Excerpted records:
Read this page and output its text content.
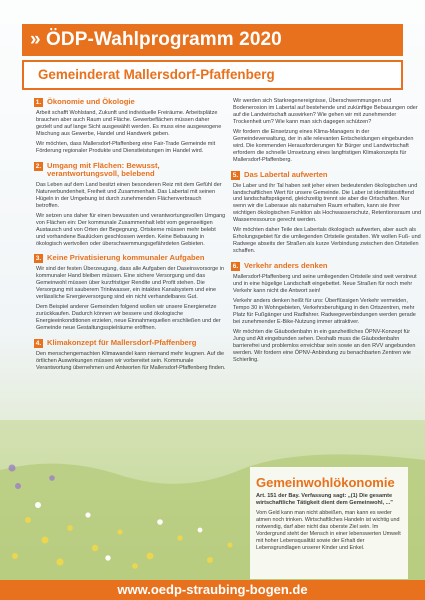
» ÖDP-Wahlprogramm 2020
Gemeinderat Mallersdorf-Pfaffenberg
1. Ökonomie und Ökologie

Arbeit schafft Wohlstand, Zukunft und individuelle Freiräume. Arbeitsplätze brauchen aber auch Raum und Fläche. Gewerbeflächen müssen daher gezielt und auf lange Sicht ausgewählt werden. Es muss eine ausgewogene Mischung aus Gewerbe, Handel und Handwerk geben.

Wir möchten, dass Mallersdorf-Pfaffenberg eine Fair-Trade Gemeinde mit Förderung regionaler Produkte und Dienstleistungen im Handel wird.

2. Umgang mit Flächen: Bewusst, verantwortungsvoll, belebend

Das Leben auf dem Land besitzt einen besonderen Reiz mit dem Gefühl der Naturverbundenheit, Freiheit und Zusammenhalt. Das Labertal mit seinen Hügeln in der Umgebung ist durch zunehmenden Flächenverbrauch betroffen.

Wir setzen uns daher für einen bewussten und verantwortungsvollen Umgang von Flächen ein: Der kommunale Zusammenhalt lebt vom gegenseitigen Austausch und von Orten der Begegnung. Ortskerne müssen mehr belebt und vorhandene Baulücken geschlossen werden. Keine Bebauung in ökologisch wertvollen oder überschwemmungsgefährdeten Gebieten.

3. Keine Privatisierung kommunaler Aufgaben

Wir sind der festen Überzeugung, dass alle Aufgaben der Daseinsvorsorge in kommunaler Hand bleiben müssen. Eine sichere Versorgung und das Gemeinwohl müssen über kurzfristiger Rendite und Profit stehen. Die Versorgung mit sauberem Trinkwasser, ein intaktes Kanalsystem und eine verlässliche Energieversorgung sind ein nicht verhandelbares Gut.

Dem Beispiel anderer Gemeinden folgend wollen wir unsere Energienetze zurückkaufen. Dadurch können wir bessere und ökologische Energieeinkonditionen erzielen, neue Einnahmequellen erschließen und der Gemeinde neue Gestaltungsspielräume eröffnen.

4. Klimakonzept für Mallersdorf-Pfaffenberg

Den menschengemachten Klimawandel kann niemand mehr leugnen. Auf die örtlichen Auswirkungen müssen wir vorbereitet sein. Kommunale Verantwortung übernehmen und Antworten für Mallersdorf-Pfaffenberg finden.

Wir werden sich Starkregenereignisse, Überschwemmungen und Bodenerosion im Labertal auf bestehende und zukünftige Bebauungen oder auf die Landwirtschaft auswirken? Wie gehen wir mit zunehmender Trockenheit um? Wie kann man sich dagegen schützen?

Wir fordern die Einsetzung eines Klima-Managers in der Gemeindeverwaltung, der in alle relevanten Entscheidungen eingebunden wird. Die kommenden Herausforderungen für Bürger und Landwirtschaft erfordern die schnelle Umsetzung eines langfristigen Klimakonzepts für Mallersdorf-Pfaffenberg.

5. Das Labertal aufwerten

Die Laber und ihr Tal haben seit jeher einen bedeutenden ökologischen und landschaftlichen Wert für unsere Gemeinde. Die Laber ist identitätsstiftend und landschaftsprägend, gleichzeitig trennt sie aber die Ortschaften. Nur wenn wir die Laberaue als naturnahen Raum erhalten, kann sie ihrer wichtigen ökologischen Funktion als Hochwasserschutz, Retentionsraum und Wasserressource gerecht werden.

Wir möchten daher Teile des Labertals ökologisch aufwerten, aber auch als Erholungsgebiet für die umliegenden Ortsteile gestalten. Wir wollen Fuß- und Radwege abseits der Straßen als kurze Verbindung zwischen den Ortsteilen schaffen.

6. Verkehr anders denken

Mallersdorf-Pfaffenberg und seine umliegenden Ortsteile sind weit verstreut und in eine hügelige Landschaft eingebettet. Neue Straßen für noch mehr Verkehr kann nicht die Antwort sein!

Verkehr anders denken heißt für uns: Überflüssigen Verkehr vermeiden, Tempo 30 in Wohngebieten, Verkehrsberuhigung in den Ortszentren, mehr Platz für Fußgänger und Radfahrer. Radwegeverbindungen werden gerade bei zunehmender E-Bike-Nutzung immer attraktiver.

Wir möchten die Gäubodenbahn in ein ganzheitliches ÖPNV-Konzept für Jung und Alt eingebunden sehen. Deshalb muss die Gäubodenbahn barrierefrei und problemlos erreichbar sein sowie an den RVV angebunden werden. Wir fordern eine ÖPNV-Anbindung zu benachbarten Zentren wie Schierling.

Gemeinwohlökonomie
Art. 151 der Bay. Verfassung sagt: „(1) Die gesamte wirtschaftliche Tätigkeit dient dem Gemeinwohl, ..."
Vom Geld kann man nicht abbeißen, man kann es weder atmen noch trinken. Wirtschaftliches Handeln ist wichtig und notwendig, darf aber nicht das oberste Ziel sein. Im Vordergrund steht der Mensch in einer lebenswerten Umwelt mit hoher Lebensqualität sowie der Erhalt der Lebensgrundlagen unserer Kinder und Enkel.
www.oedp-straubing-bogen.de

Task details: Quote the listing above in full, except for the pictures.

Reply to the exercise:
Read this page and output its text content.
» ÖDP-Wahlprogramm 2020
Gemeinderat Mallersdorf-Pfaffenberg
1. Ökonomie und Ökologie

Arbeit schafft Wohlstand, Zukunft und individuelle Freiräume. Arbeitsplätze brauchen aber auch Raum und Fläche. Gewerbeflächen müssen daher gezielt und auf lange Sicht ausgewählt werden. Es muss eine ausgewogene Mischung aus Gewerbe, Handel und Handwerk geben.

Wir möchten, dass Mallersdorf-Pfaffenberg eine Fair-Trade Gemeinde mit Förderung regionaler Produkte und Dienstleistungen im Handel wird.

2. Umgang mit Flächen: Bewusst, verantwortungsvoll, belebend

Das Leben auf dem Land besitzt einen besonderen Reiz mit dem Gefühl der Naturverbundenheit, Freiheit und Zusammenhalt. Das Labertal mit seinen Hügeln in der Umgebung ist durch zunehmenden Flächenverbrauch betroffen.

Wir setzen uns daher für einen bewussten und verantwortungsvollen Umgang von Flächen ein: Der kommunale Zusammenhalt lebt vom gegenseitigen Austausch und von Orten der Begegnung. Ortskerne müssen mehr belebt und vorhandene Baulücken geschlossen werden. Keine Bebauung in ökologisch wertvollen oder überschwemmungsgefährdeten Gebieten.

3. Keine Privatisierung kommunaler Aufgaben

Wir sind der festen Überzeugung, dass alle Aufgaben der Daseinsvorsorge in kommunaler Hand bleiben müssen. Eine sichere Versorgung und das Gemeinwohl müssen über kurzfristiger Rendite und Profit stehen. Die Versorgung mit sauberem Trinkwasser, ein intaktes Kanalsystem und eine verlässliche Energieversorgung sind ein nicht verhandelbares Gut.

Dem Beispiel anderer Gemeinden folgend wollen wir unsere Energienetze zurückkaufen. Dadurch können wir bessere und ökologische Energieeinkonditionen erzielen, neue Einnahmequellen erschließen und der Gemeinde neue Gestaltungsspielräume eröffnen.

4. Klimakonzept für Mallersdorf-Pfaffenberg

Den menschengemachten Klimawandel kann niemand mehr leugnen. Auf die örtlichen Auswirkungen müssen wir vorbereitet sein. Kommunale Verantwortung übernehmen und Antworten für Mallersdorf-Pfaffenberg finden.

Wir werden sich Starkregenereignisse, Überschwemmungen und Bodenerosion im Labertal auf bestehende und zukünftige Bebauungen oder auf die Landwirtschaft auswirken? Wie gehen wir mit zunehmender Trockenheit um? Wie kann man sich dagegen schützen?

Wir fordern die Einsetzung eines Klima-Managers in der Gemeindeverwaltung, der in alle relevanten Entscheidungen eingebunden wird. Die kommenden Herausforderungen für Bürger und Landwirtschaft erfordern die schnelle Umsetzung eines langfristigen Klimakonzepts für Mallersdorf-Pfaffenberg.

5. Das Labertal aufwerten

Die Laber und ihr Tal haben seit jeher einen bedeutenden ökologischen und landschaftlichen Wert für unsere Gemeinde. Die Laber ist identitätsstiftend und landschaftsprägend, gleichzeitig trennt sie aber die Ortschaften. Nur wenn wir die Laberaue als naturnahen Raum erhalten, kann sie ihrer wichtigen ökologischen Funktion als Hochwasserschutz, Retentionsraum und Wasserressource gerecht werden.

Wir möchten daher Teile des Labertals ökologisch aufwerten, aber auch als Erholungsgebiet für die umliegenden Ortsteile gestalten. Wir wollen Fuß- und Radwege abseits der Straßen als kurze Verbindung zwischen den Ortsteilen schaffen.

6. Verkehr anders denken

Mallersdorf-Pfaffenberg und seine umliegenden Ortsteile sind weit verstreut und in eine hügelige Landschaft eingebettet. Neue Straßen für noch mehr Verkehr kann nicht die Antwort sein!

Verkehr anders denken heißt für uns: Überflüssigen Verkehr vermeiden, Tempo 30 in Wohngebieten, Verkehrsberuhigung in den Ortszentren, mehr Platz für Fußgänger und Radfahrer. Radwegeverbindungen werden gerade bei zunehmender E-Bike-Nutzung immer attraktiver.

Wir möchten die Gäubodenbahn in ein ganzheitliches ÖPNV-Konzept für Jung und Alt eingebunden sehen. Deshalb muss die Gäubodenbahn barrierefrei und problemlos erreichbar sein sowie an den RVV angebunden werden. Wir fordern eine ÖPNV-Anbindung zu benachbarten Zentren wie Schierling.

Gemeinwohlökonomie
Art. 151 der Bay. Verfassung sagt: „(1) Die gesamte wirtschaftliche Tätigkeit dient dem Gemeinwohl, ..."
Vom Geld kann man nicht abbeißen, man kann es weder atmen noch trinken. Wirtschaftliches Handeln ist wichtig und notwendig, darf aber nicht das oberste Ziel sein. Im Vordergrund steht der Mensch in einer lebenswerten Umwelt mit hoher Lebensqualität sowie der Erhalt der Lebensgrundlagen unserer Kinder und Enkel.
www.oedp-straubing-bogen.de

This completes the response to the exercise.